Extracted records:
>> BEGIN

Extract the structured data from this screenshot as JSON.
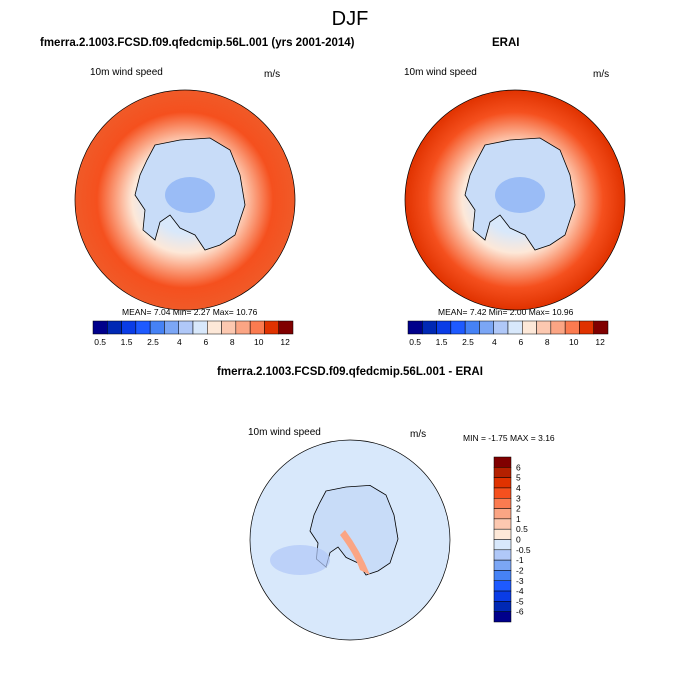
{
  "title": "DJF",
  "chart_data": [
    {
      "type": "heatmap",
      "title": "fmerra.2.1003.FCSD.f09.qfedcmip.56L.001 (yrs 2001-2014)",
      "variable": "10m wind speed",
      "units": "m/s",
      "stats": "MEAN=  7.04  Min=  2.27  Max= 10.76",
      "colorbar": {
        "labels": [
          "0.5",
          "1.5",
          "2.5",
          "4",
          "6",
          "8",
          "10",
          "12"
        ],
        "colors": [
          "#00008b",
          "#0028b4",
          "#0a3ce6",
          "#1e5aff",
          "#4682f5",
          "#7ba6f5",
          "#b0c8f8",
          "#d8e8fb",
          "#fde8d8",
          "#fcc8b0",
          "#fba584",
          "#fb7b50",
          "#f5501e",
          "#e03200",
          "#b42000",
          "#800000"
        ]
      }
    },
    {
      "type": "heatmap",
      "title": "ERAI",
      "variable": "10m wind speed",
      "units": "m/s",
      "stats": "MEAN=  7.42  Min=  2.00  Max= 10.96",
      "colorbar": {
        "labels": [
          "0.5",
          "1.5",
          "2.5",
          "4",
          "6",
          "8",
          "10",
          "12"
        ]
      }
    },
    {
      "type": "heatmap",
      "title": "fmerra.2.1003.FCSD.f09.qfedcmip.56L.001 - ERAI",
      "variable": "10m wind speed",
      "units": "m/s",
      "stats": "MIN =  -1.75 MAX =   3.16",
      "colorbar": {
        "labels": [
          "6",
          "5",
          "4",
          "3",
          "2",
          "1",
          "0.5",
          "0",
          "-0.5",
          "-1",
          "-2",
          "-3",
          "-4",
          "-5",
          "-6"
        ]
      }
    }
  ]
}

>> END

▸ **EXERCISE DESCRIPTION**: Leave out the pictures and print each record exactly as it stands.

▸ **TASK ANSWER**:
Extract the structured data from this screenshot as JSON.
{
  "title": "DJF",
  "chart_data": [
    {
      "type": "heatmap",
      "title": "fmerra.2.1003.FCSD.f09.qfedcmip.56L.001 (yrs 2001-2014)",
      "variable": "10m wind speed",
      "units": "m/s",
      "stats": "MEAN=  7.04  Min=  2.27  Max= 10.76",
      "colorbar": {
        "labels": [
          "0.5",
          "1.5",
          "2.5",
          "4",
          "6",
          "8",
          "10",
          "12"
        ],
        "colors": [
          "#00008b",
          "#0028b4",
          "#0a3ce6",
          "#1e5aff",
          "#4682f5",
          "#7ba6f5",
          "#b0c8f8",
          "#d8e8fb",
          "#fde8d8",
          "#fcc8b0",
          "#fba584",
          "#fb7b50",
          "#f5501e",
          "#e03200",
          "#b42000",
          "#800000"
        ]
      }
    },
    {
      "type": "heatmap",
      "title": "ERAI",
      "variable": "10m wind speed",
      "units": "m/s",
      "stats": "MEAN=  7.42  Min=  2.00  Max= 10.96",
      "colorbar": {
        "labels": [
          "0.5",
          "1.5",
          "2.5",
          "4",
          "6",
          "8",
          "10",
          "12"
        ]
      }
    },
    {
      "type": "heatmap",
      "title": "fmerra.2.1003.FCSD.f09.qfedcmip.56L.001 - ERAI",
      "variable": "10m wind speed",
      "units": "m/s",
      "stats": "MIN =  -1.75 MAX =   3.16",
      "colorbar": {
        "labels": [
          "6",
          "5",
          "4",
          "3",
          "2",
          "1",
          "0.5",
          "0",
          "-0.5",
          "-1",
          "-2",
          "-3",
          "-4",
          "-5",
          "-6"
        ]
      }
    }
  ]
}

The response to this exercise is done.